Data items
____________

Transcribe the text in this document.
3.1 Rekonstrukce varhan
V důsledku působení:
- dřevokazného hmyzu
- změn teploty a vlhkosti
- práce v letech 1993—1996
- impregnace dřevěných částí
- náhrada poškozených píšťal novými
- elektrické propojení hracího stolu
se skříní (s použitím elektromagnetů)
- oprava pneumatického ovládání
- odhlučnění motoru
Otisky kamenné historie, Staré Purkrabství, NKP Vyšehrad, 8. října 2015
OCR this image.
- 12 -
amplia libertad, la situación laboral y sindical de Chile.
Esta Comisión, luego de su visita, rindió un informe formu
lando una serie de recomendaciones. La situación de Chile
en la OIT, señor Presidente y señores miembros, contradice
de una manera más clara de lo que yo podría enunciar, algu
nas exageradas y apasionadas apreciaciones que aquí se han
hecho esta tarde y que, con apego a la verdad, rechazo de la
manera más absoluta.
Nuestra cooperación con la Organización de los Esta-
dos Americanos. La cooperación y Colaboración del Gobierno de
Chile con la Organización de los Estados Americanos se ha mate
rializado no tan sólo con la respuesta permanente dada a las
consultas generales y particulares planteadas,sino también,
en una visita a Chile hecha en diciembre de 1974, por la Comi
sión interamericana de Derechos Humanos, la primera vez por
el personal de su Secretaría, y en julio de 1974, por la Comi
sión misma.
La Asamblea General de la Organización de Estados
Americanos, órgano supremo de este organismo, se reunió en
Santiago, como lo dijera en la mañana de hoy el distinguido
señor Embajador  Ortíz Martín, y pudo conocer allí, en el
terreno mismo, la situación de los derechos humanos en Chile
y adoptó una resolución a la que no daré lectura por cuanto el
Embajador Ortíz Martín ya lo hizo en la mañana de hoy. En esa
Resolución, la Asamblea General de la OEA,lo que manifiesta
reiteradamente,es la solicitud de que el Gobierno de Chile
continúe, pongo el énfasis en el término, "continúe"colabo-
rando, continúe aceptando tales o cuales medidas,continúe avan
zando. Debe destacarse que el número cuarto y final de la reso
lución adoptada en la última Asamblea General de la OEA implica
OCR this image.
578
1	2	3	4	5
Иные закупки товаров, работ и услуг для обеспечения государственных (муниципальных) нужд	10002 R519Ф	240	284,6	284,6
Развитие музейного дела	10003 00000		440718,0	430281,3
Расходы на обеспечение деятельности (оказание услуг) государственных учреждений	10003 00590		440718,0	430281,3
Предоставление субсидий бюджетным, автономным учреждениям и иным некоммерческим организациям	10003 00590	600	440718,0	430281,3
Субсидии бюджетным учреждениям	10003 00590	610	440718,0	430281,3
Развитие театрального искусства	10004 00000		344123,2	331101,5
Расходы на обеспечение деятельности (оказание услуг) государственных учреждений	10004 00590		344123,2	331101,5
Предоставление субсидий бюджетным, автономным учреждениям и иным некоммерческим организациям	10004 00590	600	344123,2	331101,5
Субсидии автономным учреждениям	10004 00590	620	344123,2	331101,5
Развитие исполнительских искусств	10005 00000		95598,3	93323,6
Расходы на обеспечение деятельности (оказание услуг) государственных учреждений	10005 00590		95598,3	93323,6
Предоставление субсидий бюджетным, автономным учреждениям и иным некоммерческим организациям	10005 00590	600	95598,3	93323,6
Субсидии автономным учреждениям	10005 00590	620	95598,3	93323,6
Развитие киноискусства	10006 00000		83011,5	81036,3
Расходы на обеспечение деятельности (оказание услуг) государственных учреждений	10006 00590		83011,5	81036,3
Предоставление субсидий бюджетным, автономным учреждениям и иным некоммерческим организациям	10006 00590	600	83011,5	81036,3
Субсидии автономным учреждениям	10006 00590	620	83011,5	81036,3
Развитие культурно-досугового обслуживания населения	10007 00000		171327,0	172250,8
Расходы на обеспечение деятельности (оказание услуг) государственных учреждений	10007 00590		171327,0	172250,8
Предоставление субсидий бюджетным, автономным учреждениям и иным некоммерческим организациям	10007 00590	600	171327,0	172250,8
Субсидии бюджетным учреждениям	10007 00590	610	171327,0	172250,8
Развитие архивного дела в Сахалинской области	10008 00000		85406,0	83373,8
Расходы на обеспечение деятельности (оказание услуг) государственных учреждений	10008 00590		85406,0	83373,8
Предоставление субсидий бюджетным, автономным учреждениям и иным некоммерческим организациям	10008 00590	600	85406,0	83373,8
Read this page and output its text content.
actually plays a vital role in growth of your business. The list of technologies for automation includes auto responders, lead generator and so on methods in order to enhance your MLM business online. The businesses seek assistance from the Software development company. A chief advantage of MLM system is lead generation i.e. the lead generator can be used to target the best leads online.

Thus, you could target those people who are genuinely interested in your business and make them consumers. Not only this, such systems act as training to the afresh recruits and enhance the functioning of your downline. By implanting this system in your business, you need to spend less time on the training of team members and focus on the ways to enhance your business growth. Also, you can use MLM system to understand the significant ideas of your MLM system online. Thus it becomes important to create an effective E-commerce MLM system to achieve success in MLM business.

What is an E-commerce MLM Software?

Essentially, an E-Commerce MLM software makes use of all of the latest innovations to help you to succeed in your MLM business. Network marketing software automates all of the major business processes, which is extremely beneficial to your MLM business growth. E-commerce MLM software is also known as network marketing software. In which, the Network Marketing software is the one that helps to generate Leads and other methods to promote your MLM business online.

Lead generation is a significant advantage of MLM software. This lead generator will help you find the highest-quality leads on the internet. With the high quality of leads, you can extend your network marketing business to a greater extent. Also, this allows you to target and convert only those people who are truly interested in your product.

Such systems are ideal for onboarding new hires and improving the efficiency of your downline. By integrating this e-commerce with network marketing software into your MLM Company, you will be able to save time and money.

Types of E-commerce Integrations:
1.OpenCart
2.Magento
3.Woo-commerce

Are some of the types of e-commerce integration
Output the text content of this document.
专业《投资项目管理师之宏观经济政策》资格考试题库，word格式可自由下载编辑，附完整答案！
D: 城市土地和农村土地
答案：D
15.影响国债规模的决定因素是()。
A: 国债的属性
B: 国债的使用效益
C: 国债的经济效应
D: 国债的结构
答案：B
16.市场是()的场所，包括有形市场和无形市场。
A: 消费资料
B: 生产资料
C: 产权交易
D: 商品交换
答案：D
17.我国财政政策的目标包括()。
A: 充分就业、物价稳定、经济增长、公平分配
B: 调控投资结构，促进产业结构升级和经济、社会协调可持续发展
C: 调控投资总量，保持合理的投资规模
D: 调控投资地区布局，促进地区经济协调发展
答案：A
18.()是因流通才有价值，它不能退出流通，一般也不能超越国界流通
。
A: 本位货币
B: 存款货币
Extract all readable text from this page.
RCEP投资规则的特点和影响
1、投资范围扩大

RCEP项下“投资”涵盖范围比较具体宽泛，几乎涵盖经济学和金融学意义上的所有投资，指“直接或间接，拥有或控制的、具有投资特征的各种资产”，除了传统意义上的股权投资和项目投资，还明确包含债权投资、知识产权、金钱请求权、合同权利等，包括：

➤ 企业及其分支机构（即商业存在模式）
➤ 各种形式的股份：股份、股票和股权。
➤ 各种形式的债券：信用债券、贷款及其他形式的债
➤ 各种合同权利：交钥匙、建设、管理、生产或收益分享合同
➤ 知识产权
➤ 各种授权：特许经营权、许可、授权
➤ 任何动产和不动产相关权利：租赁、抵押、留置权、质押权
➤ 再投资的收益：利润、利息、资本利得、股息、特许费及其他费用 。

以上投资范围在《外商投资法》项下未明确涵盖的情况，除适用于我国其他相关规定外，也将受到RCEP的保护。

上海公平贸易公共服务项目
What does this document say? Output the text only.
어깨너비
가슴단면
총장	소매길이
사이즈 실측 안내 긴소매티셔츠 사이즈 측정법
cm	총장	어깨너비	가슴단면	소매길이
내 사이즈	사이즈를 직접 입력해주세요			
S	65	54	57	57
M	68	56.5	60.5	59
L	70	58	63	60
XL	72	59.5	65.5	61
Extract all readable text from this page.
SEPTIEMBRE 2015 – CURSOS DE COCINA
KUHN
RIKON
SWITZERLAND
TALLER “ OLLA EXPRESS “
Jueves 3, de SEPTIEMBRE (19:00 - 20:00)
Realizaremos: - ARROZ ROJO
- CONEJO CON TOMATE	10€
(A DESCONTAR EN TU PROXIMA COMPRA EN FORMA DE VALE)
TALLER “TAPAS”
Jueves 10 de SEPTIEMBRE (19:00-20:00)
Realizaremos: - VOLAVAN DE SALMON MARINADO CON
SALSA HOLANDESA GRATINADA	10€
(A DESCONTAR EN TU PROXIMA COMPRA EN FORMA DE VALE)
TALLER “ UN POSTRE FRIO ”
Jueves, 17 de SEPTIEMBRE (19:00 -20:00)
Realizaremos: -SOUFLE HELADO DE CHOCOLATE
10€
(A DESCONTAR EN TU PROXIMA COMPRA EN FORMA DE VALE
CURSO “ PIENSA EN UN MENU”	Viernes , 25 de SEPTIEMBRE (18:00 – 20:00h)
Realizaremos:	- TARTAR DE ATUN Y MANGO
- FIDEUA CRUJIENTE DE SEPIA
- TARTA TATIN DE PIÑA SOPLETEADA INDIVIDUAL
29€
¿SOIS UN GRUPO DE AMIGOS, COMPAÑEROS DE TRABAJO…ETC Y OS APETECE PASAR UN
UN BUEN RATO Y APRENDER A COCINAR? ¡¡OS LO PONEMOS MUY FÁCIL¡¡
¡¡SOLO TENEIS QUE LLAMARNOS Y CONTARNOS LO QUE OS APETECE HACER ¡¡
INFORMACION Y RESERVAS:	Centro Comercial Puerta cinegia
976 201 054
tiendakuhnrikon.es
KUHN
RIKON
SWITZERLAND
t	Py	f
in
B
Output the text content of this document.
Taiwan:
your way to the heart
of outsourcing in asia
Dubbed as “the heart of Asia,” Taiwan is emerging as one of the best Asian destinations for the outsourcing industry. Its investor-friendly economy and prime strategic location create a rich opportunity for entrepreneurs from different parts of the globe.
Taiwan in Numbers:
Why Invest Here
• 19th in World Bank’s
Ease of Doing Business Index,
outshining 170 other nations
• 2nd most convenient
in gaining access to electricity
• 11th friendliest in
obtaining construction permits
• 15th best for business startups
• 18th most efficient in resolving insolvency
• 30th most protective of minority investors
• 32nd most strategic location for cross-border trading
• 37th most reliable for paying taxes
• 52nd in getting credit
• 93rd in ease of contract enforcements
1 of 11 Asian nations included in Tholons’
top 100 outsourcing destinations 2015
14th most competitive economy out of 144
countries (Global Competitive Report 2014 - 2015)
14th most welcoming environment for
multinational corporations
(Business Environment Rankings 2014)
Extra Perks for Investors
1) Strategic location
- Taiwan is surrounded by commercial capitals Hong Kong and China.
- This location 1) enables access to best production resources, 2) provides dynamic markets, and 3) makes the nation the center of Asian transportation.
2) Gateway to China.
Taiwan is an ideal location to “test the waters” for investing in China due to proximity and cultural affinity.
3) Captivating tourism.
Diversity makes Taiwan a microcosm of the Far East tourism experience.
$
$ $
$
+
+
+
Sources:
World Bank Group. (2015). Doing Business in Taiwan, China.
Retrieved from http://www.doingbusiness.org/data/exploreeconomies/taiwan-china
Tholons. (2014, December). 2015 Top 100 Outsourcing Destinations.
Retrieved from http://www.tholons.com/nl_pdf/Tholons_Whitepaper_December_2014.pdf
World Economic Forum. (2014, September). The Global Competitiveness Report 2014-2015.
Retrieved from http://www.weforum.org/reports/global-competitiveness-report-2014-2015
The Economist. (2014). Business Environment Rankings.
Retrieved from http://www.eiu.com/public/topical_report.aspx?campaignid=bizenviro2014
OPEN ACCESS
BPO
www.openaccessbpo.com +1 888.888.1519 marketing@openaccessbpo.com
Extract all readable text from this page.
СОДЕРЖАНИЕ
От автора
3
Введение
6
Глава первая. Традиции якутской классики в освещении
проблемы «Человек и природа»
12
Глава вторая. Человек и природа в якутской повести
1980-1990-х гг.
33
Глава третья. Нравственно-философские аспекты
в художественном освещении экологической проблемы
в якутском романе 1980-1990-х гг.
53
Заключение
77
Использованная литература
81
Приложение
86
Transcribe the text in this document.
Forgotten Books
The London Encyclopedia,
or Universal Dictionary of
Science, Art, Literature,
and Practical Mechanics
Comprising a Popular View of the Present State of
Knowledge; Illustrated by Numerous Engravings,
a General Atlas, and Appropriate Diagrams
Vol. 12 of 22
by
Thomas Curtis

____________

Pull out every line holding "mañana" from the records above, and copy it.

Santiago, como lo dijera en la mañana de hoy el distinguido
Embajador Ortíz Martín ya lo hizo en la mañana de hoy. En esa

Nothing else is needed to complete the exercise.